▼▼▼
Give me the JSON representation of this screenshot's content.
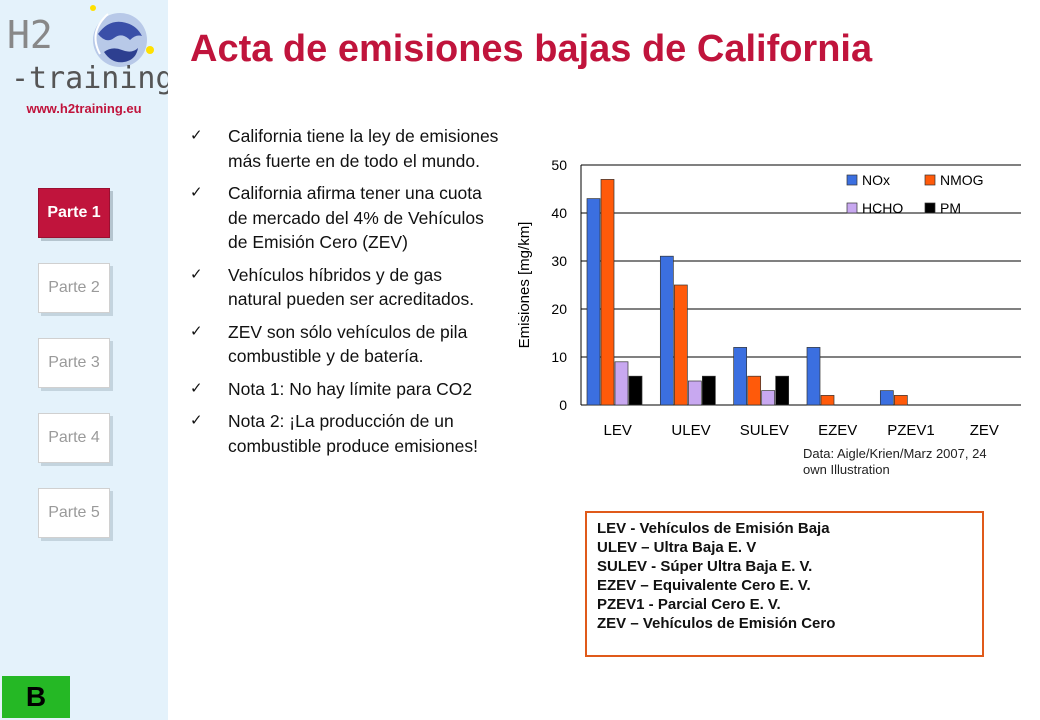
{
  "title": "Acta de emisiones bajas de California",
  "logo": {
    "line1": "H2",
    "line2": "-training",
    "url": "www.h2training.eu"
  },
  "nav": {
    "items": [
      "Parte 1",
      "Parte 2",
      "Parte 3",
      "Parte 4",
      "Parte 5"
    ],
    "active_index": 0
  },
  "badge": "B",
  "bullets": [
    "California tiene la ley de emisiones más fuerte en de todo el mundo.",
    "California afirma tener una cuota de mercado del 4% de Vehículos de Emisión Cero (ZEV)",
    "Vehículos híbridos y de gas natural pueden ser acreditados.",
    "ZEV son sólo vehículos de pila combustible y de batería.",
    "Nota 1: No hay límite para CO2",
    "Nota 2: ¡La producción de un combustible produce emisiones!"
  ],
  "chart_source": [
    "Data: Aigle/Krien/Marz 2007, 24",
    "own Illustration"
  ],
  "abbreviations": [
    "LEV - Vehículos de Emisión Baja",
    "ULEV – Ultra Baja E. V",
    "SULEV - Súper Ultra Baja E. V.",
    "EZEV – Equivalente Cero E. V.",
    "PZEV1 - Parcial Cero E. V.",
    "ZEV – Vehículos de Emisión Cero"
  ],
  "chart_data": {
    "type": "bar",
    "ylabel": "Emisiones [mg/km]",
    "ylim": [
      0,
      50
    ],
    "yticks": [
      0,
      10,
      20,
      30,
      40,
      50
    ],
    "grid": true,
    "legend_position": "top-right",
    "categories": [
      "LEV",
      "ULEV",
      "SULEV",
      "EZEV",
      "PZEV1",
      "ZEV"
    ],
    "series": [
      {
        "name": "NOx",
        "color": "#3b6fe0",
        "values": [
          43,
          31,
          12,
          12,
          3,
          0
        ]
      },
      {
        "name": "NMOG",
        "color": "#ff5a0a",
        "values": [
          47,
          25,
          6,
          2,
          2,
          0
        ]
      },
      {
        "name": "HCHO",
        "color": "#c8a8f0",
        "values": [
          9,
          5,
          3,
          0,
          0,
          0
        ]
      },
      {
        "name": "PM",
        "color": "#000000",
        "values": [
          6,
          6,
          6,
          0,
          0,
          0
        ]
      }
    ]
  }
}
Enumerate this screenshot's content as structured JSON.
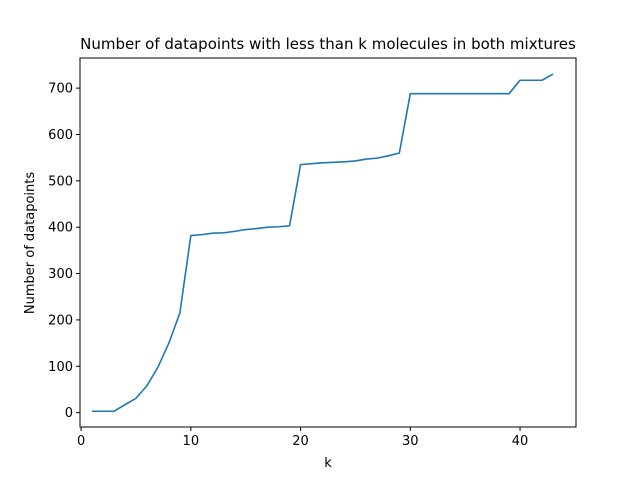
{
  "chart_data": {
    "type": "line",
    "title": "Number of datapoints with less than k molecules in both mixtures",
    "xlabel": "k",
    "ylabel": "Number of datapoints",
    "xlim": [
      -0.1,
      45.1
    ],
    "ylim": [
      -31,
      765
    ],
    "xticks": [
      0,
      10,
      20,
      30,
      40
    ],
    "yticks": [
      0,
      100,
      200,
      300,
      400,
      500,
      600,
      700
    ],
    "grid": false,
    "series": [
      {
        "color": "#1f77b4",
        "x": [
          1,
          2,
          3,
          4,
          5,
          6,
          7,
          8,
          9,
          10,
          11,
          12,
          13,
          14,
          15,
          16,
          17,
          18,
          19,
          20,
          21,
          22,
          23,
          24,
          25,
          26,
          27,
          28,
          29,
          30,
          31,
          32,
          33,
          34,
          35,
          36,
          37,
          38,
          39,
          40,
          41,
          42,
          43
        ],
        "y": [
          3,
          3,
          3,
          17,
          31,
          58,
          98,
          150,
          215,
          382,
          384,
          387,
          388,
          391,
          395,
          397,
          400,
          401,
          403,
          535,
          537,
          539,
          540,
          541,
          543,
          547,
          549,
          554,
          560,
          688,
          688,
          688,
          688,
          688,
          688,
          688,
          688,
          688,
          688,
          717,
          717,
          717,
          730
        ]
      }
    ]
  }
}
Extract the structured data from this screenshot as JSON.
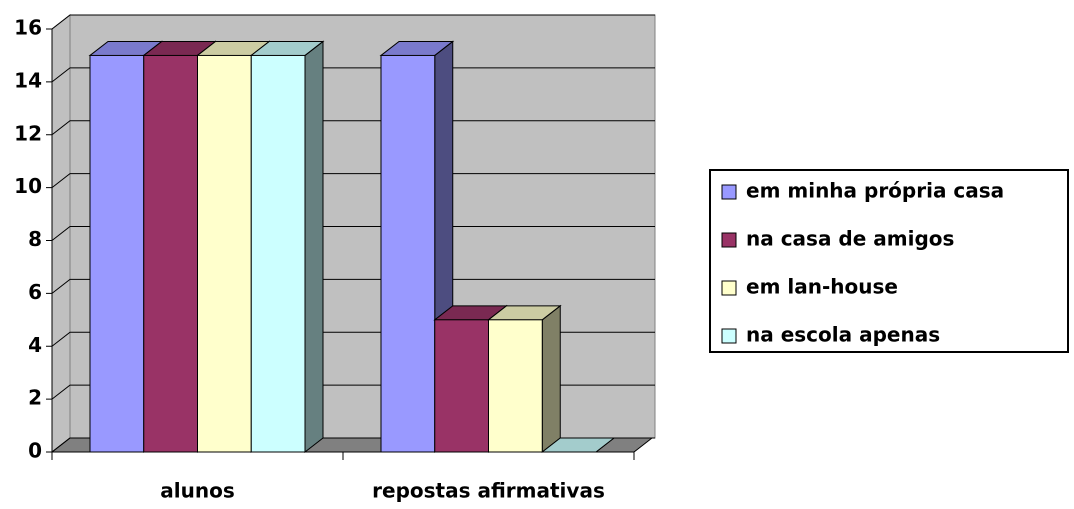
▲▲▲
▸ **Task description**: Show the lines where the word "combustible" appears in the entries.

▸ **Task response**:
    "ZEV son sólo vehículos de pila combustible y de batería.",
    "Nota 2: ¡La producción de un combustible produce emisiones!"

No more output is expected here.